▶ What the task asks
Would you quote the material below in full and unchanged?

▶ Records for the task

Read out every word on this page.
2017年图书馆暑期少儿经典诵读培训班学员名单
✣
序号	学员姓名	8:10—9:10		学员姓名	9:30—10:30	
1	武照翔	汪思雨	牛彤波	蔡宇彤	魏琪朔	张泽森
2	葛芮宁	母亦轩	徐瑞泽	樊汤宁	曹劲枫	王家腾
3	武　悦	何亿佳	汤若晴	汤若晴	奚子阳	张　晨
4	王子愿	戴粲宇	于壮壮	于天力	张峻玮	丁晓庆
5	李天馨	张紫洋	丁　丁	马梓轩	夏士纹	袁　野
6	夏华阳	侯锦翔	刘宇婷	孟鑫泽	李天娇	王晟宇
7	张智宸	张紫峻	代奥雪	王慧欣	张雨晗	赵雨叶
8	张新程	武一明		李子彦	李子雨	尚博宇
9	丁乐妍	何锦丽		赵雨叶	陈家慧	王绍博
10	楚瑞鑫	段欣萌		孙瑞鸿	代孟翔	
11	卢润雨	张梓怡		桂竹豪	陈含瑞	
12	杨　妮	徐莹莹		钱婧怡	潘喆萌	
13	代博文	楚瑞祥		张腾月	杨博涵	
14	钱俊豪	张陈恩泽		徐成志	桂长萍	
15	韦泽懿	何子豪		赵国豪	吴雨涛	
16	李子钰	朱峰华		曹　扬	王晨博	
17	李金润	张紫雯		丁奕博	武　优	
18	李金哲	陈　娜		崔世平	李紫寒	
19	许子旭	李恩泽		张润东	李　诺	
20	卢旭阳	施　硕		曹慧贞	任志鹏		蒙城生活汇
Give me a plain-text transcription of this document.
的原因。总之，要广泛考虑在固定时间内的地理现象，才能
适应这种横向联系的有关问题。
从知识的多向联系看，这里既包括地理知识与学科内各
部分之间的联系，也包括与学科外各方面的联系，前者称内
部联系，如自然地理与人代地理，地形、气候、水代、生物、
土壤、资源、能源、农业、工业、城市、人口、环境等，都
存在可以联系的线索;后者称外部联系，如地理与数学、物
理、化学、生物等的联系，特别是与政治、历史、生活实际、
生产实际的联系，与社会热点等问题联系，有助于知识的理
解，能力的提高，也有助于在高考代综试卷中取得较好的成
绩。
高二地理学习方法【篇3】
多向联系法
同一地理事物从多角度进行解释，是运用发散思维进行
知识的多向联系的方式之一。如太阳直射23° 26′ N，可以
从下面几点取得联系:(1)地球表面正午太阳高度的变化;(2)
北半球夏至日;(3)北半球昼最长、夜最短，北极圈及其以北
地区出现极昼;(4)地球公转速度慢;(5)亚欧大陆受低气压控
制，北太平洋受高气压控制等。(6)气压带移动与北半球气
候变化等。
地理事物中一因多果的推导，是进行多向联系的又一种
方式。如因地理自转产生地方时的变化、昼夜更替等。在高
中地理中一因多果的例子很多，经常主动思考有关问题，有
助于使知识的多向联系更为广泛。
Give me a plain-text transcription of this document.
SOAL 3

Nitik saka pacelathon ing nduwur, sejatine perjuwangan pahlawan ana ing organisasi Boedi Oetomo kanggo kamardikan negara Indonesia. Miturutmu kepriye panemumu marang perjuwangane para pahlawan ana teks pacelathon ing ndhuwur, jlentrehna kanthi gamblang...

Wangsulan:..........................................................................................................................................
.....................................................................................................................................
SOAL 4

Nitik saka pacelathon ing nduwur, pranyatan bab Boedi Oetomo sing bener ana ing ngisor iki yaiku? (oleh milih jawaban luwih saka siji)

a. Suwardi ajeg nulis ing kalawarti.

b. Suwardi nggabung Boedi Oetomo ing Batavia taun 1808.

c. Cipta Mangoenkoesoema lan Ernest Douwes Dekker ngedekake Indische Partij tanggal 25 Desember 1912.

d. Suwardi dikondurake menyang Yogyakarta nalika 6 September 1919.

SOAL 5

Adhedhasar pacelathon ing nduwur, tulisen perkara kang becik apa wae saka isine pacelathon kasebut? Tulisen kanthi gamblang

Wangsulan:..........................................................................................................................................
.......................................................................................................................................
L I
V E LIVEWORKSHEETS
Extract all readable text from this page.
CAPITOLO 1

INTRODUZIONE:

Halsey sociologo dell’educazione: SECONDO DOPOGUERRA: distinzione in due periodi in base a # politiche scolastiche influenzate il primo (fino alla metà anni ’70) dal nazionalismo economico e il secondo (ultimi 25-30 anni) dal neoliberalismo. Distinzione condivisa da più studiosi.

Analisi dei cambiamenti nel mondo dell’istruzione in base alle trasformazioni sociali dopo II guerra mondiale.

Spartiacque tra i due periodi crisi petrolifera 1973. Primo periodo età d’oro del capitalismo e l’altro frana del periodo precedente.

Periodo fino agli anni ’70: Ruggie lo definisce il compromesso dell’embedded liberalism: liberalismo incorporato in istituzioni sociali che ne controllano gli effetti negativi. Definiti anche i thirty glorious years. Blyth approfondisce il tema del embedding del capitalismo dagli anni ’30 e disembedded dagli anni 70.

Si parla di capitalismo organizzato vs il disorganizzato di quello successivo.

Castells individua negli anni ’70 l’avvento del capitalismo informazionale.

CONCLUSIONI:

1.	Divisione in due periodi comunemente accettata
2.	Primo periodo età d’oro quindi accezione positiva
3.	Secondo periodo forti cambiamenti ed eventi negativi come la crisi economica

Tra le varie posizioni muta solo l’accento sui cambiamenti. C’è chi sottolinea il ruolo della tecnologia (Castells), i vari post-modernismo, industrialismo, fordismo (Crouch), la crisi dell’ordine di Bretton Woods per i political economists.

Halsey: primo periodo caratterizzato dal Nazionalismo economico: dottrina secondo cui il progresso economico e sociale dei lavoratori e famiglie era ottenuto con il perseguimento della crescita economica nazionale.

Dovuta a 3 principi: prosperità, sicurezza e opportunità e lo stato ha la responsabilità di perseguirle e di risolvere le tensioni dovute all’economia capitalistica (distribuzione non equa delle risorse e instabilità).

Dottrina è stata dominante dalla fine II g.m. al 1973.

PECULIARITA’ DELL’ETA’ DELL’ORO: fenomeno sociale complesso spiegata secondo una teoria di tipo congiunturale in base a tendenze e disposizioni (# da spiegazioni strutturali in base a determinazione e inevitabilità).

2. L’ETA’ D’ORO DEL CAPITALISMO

▶ Full response
Read out every word on this page.
2017年图书馆暑期少儿经典诵读培训班学员名单
✣
序号	学员姓名	8:10—9:10		学员姓名	9:30—10:30	
1	武照翔	汪思雨	牛彤波	蔡宇彤	魏琪朔	张泽森
2	葛芮宁	母亦轩	徐瑞泽	樊汤宁	曹劲枫	王家腾
3	武　悦	何亿佳	汤若晴	汤若晴	奚子阳	张　晨
4	王子愿	戴粲宇	于壮壮	于天力	张峻玮	丁晓庆
5	李天馨	张紫洋	丁　丁	马梓轩	夏士纹	袁　野
6	夏华阳	侯锦翔	刘宇婷	孟鑫泽	李天娇	王晟宇
7	张智宸	张紫峻	代奥雪	王慧欣	张雨晗	赵雨叶
8	张新程	武一明		李子彦	李子雨	尚博宇
9	丁乐妍	何锦丽		赵雨叶	陈家慧	王绍博
10	楚瑞鑫	段欣萌		孙瑞鸿	代孟翔	
11	卢润雨	张梓怡		桂竹豪	陈含瑞	
12	杨　妮	徐莹莹		钱婧怡	潘喆萌	
13	代博文	楚瑞祥		张腾月	杨博涵	
14	钱俊豪	张陈恩泽		徐成志	桂长萍	
15	韦泽懿	何子豪		赵国豪	吴雨涛	
16	李子钰	朱峰华		曹　扬	王晨博	
17	李金润	张紫雯		丁奕博	武　优	
18	李金哲	陈　娜		崔世平	李紫寒	
19	许子旭	李恩泽		张润东	李　诺	
20	卢旭阳	施　硕		曹慧贞	任志鹏		蒙城生活汇
Give me a plain-text transcription of this document.
的原因。总之，要广泛考虑在固定时间内的地理现象，才能
适应这种横向联系的有关问题。
从知识的多向联系看，这里既包括地理知识与学科内各
部分之间的联系，也包括与学科外各方面的联系，前者称内
部联系，如自然地理与人代地理，地形、气候、水代、生物、
土壤、资源、能源、农业、工业、城市、人口、环境等，都
存在可以联系的线索;后者称外部联系，如地理与数学、物
理、化学、生物等的联系，特别是与政治、历史、生活实际、
生产实际的联系，与社会热点等问题联系，有助于知识的理
解，能力的提高，也有助于在高考代综试卷中取得较好的成
绩。
高二地理学习方法【篇3】
多向联系法
同一地理事物从多角度进行解释，是运用发散思维进行
知识的多向联系的方式之一。如太阳直射23° 26′ N，可以
从下面几点取得联系:(1)地球表面正午太阳高度的变化;(2)
北半球夏至日;(3)北半球昼最长、夜最短，北极圈及其以北
地区出现极昼;(4)地球公转速度慢;(5)亚欧大陆受低气压控
制，北太平洋受高气压控制等。(6)气压带移动与北半球气
候变化等。
地理事物中一因多果的推导，是进行多向联系的又一种
方式。如因地理自转产生地方时的变化、昼夜更替等。在高
中地理中一因多果的例子很多，经常主动思考有关问题，有
助于使知识的多向联系更为广泛。
Give me a plain-text transcription of this document.
SOAL 3

Nitik saka pacelathon ing nduwur, sejatine perjuwangan pahlawan ana ing organisasi Boedi Oetomo kanggo kamardikan negara Indonesia. Miturutmu kepriye panemumu marang perjuwangane para pahlawan ana teks pacelathon ing ndhuwur, jlentrehna kanthi gamblang...

Wangsulan:..........................................................................................................................................
.....................................................................................................................................
SOAL 4

Nitik saka pacelathon ing nduwur, pranyatan bab Boedi Oetomo sing bener ana ing ngisor iki yaiku? (oleh milih jawaban luwih saka siji)

a. Suwardi ajeg nulis ing kalawarti.

b. Suwardi nggabung Boedi Oetomo ing Batavia taun 1808.

c. Cipta Mangoenkoesoema lan Ernest Douwes Dekker ngedekake Indische Partij tanggal 25 Desember 1912.

d. Suwardi dikondurake menyang Yogyakarta nalika 6 September 1919.

SOAL 5

Adhedhasar pacelathon ing nduwur, tulisen perkara kang becik apa wae saka isine pacelathon kasebut? Tulisen kanthi gamblang

Wangsulan:..........................................................................................................................................
.......................................................................................................................................
L I
V E LIVEWORKSHEETS
Extract all readable text from this page.
CAPITOLO 1

INTRODUZIONE:

Halsey sociologo dell’educazione: SECONDO DOPOGUERRA: distinzione in due periodi in base a # politiche scolastiche influenzate il primo (fino alla metà anni ’70) dal nazionalismo economico e il secondo (ultimi 25-30 anni) dal neoliberalismo. Distinzione condivisa da più studiosi.

Analisi dei cambiamenti nel mondo dell’istruzione in base alle trasformazioni sociali dopo II guerra mondiale.

Spartiacque tra i due periodi crisi petrolifera 1973. Primo periodo età d’oro del capitalismo e l’altro frana del periodo precedente.

Periodo fino agli anni ’70: Ruggie lo definisce il compromesso dell’embedded liberalism: liberalismo incorporato in istituzioni sociali che ne controllano gli effetti negativi. Definiti anche i thirty glorious years. Blyth approfondisce il tema del embedding del capitalismo dagli anni ’30 e disembedded dagli anni 70.

Si parla di capitalismo organizzato vs il disorganizzato di quello successivo.

Castells individua negli anni ’70 l’avvento del capitalismo informazionale.

CONCLUSIONI:

1.	Divisione in due periodi comunemente accettata
2.	Primo periodo età d’oro quindi accezione positiva
3.	Secondo periodo forti cambiamenti ed eventi negativi come la crisi economica

Tra le varie posizioni muta solo l’accento sui cambiamenti. C’è chi sottolinea il ruolo della tecnologia (Castells), i vari post-modernismo, industrialismo, fordismo (Crouch), la crisi dell’ordine di Bretton Woods per i political economists.

Halsey: primo periodo caratterizzato dal Nazionalismo economico: dottrina secondo cui il progresso economico e sociale dei lavoratori e famiglie era ottenuto con il perseguimento della crescita economica nazionale.

Dovuta a 3 principi: prosperità, sicurezza e opportunità e lo stato ha la responsabilità di perseguirle e di risolvere le tensioni dovute all’economia capitalistica (distribuzione non equa delle risorse e instabilità).

Dottrina è stata dominante dalla fine II g.m. al 1973.

PECULIARITA’ DELL’ETA’ DELL’ORO: fenomeno sociale complesso spiegata secondo una teoria di tipo congiunturale in base a tendenze e disposizioni (# da spiegazioni strutturali in base a determinazione e inevitabilità).

2. L’ETA’ D’ORO DEL CAPITALISMO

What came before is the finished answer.